▶ **Task directions**:
Repeat each line exactly, leaving nothing out.

▶ **Provided records**:
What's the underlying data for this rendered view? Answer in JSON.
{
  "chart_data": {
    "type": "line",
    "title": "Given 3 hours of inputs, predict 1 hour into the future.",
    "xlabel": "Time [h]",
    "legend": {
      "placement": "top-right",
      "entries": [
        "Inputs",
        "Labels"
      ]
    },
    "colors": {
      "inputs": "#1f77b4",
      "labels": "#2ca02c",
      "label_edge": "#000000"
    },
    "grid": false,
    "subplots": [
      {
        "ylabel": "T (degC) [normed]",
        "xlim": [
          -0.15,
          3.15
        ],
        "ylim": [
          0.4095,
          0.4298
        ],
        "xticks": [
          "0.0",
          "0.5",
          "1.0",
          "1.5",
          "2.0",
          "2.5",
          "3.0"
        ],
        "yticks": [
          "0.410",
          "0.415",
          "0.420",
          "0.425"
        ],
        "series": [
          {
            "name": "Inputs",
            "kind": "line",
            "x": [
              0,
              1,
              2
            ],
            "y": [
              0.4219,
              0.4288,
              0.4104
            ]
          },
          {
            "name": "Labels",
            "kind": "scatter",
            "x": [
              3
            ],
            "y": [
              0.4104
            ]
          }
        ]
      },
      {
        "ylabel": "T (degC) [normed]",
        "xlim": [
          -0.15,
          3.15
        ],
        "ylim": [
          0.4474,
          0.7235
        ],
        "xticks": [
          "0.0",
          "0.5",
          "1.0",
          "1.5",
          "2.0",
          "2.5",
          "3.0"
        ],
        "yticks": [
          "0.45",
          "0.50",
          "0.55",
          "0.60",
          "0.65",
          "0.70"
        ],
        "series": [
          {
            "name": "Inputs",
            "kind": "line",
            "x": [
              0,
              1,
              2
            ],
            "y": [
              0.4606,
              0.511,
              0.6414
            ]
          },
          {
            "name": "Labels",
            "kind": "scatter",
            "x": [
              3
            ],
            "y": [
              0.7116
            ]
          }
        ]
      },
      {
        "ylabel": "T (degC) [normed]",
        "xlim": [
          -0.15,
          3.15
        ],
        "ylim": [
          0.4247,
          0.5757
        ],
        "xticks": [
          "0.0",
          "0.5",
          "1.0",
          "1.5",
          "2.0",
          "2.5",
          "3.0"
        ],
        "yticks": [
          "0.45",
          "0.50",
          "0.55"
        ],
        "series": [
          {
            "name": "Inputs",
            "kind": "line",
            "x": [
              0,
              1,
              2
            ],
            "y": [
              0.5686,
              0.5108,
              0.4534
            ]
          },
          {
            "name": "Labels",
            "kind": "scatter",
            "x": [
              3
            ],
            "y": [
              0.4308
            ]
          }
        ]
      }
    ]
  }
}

▶ **Task response**:
What's the underlying data for this rendered view? Answer in JSON.
{
  "chart_data": {
    "type": "line",
    "title": "Given 3 hours of inputs, predict 1 hour into the future.",
    "xlabel": "Time [h]",
    "legend": {
      "placement": "top-right",
      "entries": [
        "Inputs",
        "Labels"
      ]
    },
    "colors": {
      "inputs": "#1f77b4",
      "labels": "#2ca02c",
      "label_edge": "#000000"
    },
    "grid": false,
    "subplots": [
      {
        "ylabel": "T (degC) [normed]",
        "xlim": [
          -0.15,
          3.15
        ],
        "ylim": [
          0.4095,
          0.4298
        ],
        "xticks": [
          "0.0",
          "0.5",
          "1.0",
          "1.5",
          "2.0",
          "2.5",
          "3.0"
        ],
        "yticks": [
          "0.410",
          "0.415",
          "0.420",
          "0.425"
        ],
        "series": [
          {
            "name": "Inputs",
            "kind": "line",
            "x": [
              0,
              1,
              2
            ],
            "y": [
              0.4219,
              0.4288,
              0.4104
            ]
          },
          {
            "name": "Labels",
            "kind": "scatter",
            "x": [
              3
            ],
            "y": [
              0.4104
            ]
          }
        ]
      },
      {
        "ylabel": "T (degC) [normed]",
        "xlim": [
          -0.15,
          3.15
        ],
        "ylim": [
          0.4474,
          0.7235
        ],
        "xticks": [
          "0.0",
          "0.5",
          "1.0",
          "1.5",
          "2.0",
          "2.5",
          "3.0"
        ],
        "yticks": [
          "0.45",
          "0.50",
          "0.55",
          "0.60",
          "0.65",
          "0.70"
        ],
        "series": [
          {
            "name": "Inputs",
            "kind": "line",
            "x": [
              0,
              1,
              2
            ],
            "y": [
              0.4606,
              0.511,
              0.6414
            ]
          },
          {
            "name": "Labels",
            "kind": "scatter",
            "x": [
              3
            ],
            "y": [
              0.7116
            ]
          }
        ]
      },
      {
        "ylabel": "T (degC) [normed]",
        "xlim": [
          -0.15,
          3.15
        ],
        "ylim": [
          0.4247,
          0.5757
        ],
        "xticks": [
          "0.0",
          "0.5",
          "1.0",
          "1.5",
          "2.0",
          "2.5",
          "3.0"
        ],
        "yticks": [
          "0.45",
          "0.50",
          "0.55"
        ],
        "series": [
          {
            "name": "Inputs",
            "kind": "line",
            "x": [
              0,
              1,
              2
            ],
            "y": [
              0.5686,
              0.5108,
              0.4534
            ]
          },
          {
            "name": "Labels",
            "kind": "scatter",
            "x": [
              3
            ],
            "y": [
              0.4308
            ]
          }
        ]
      }
    ]
  }
}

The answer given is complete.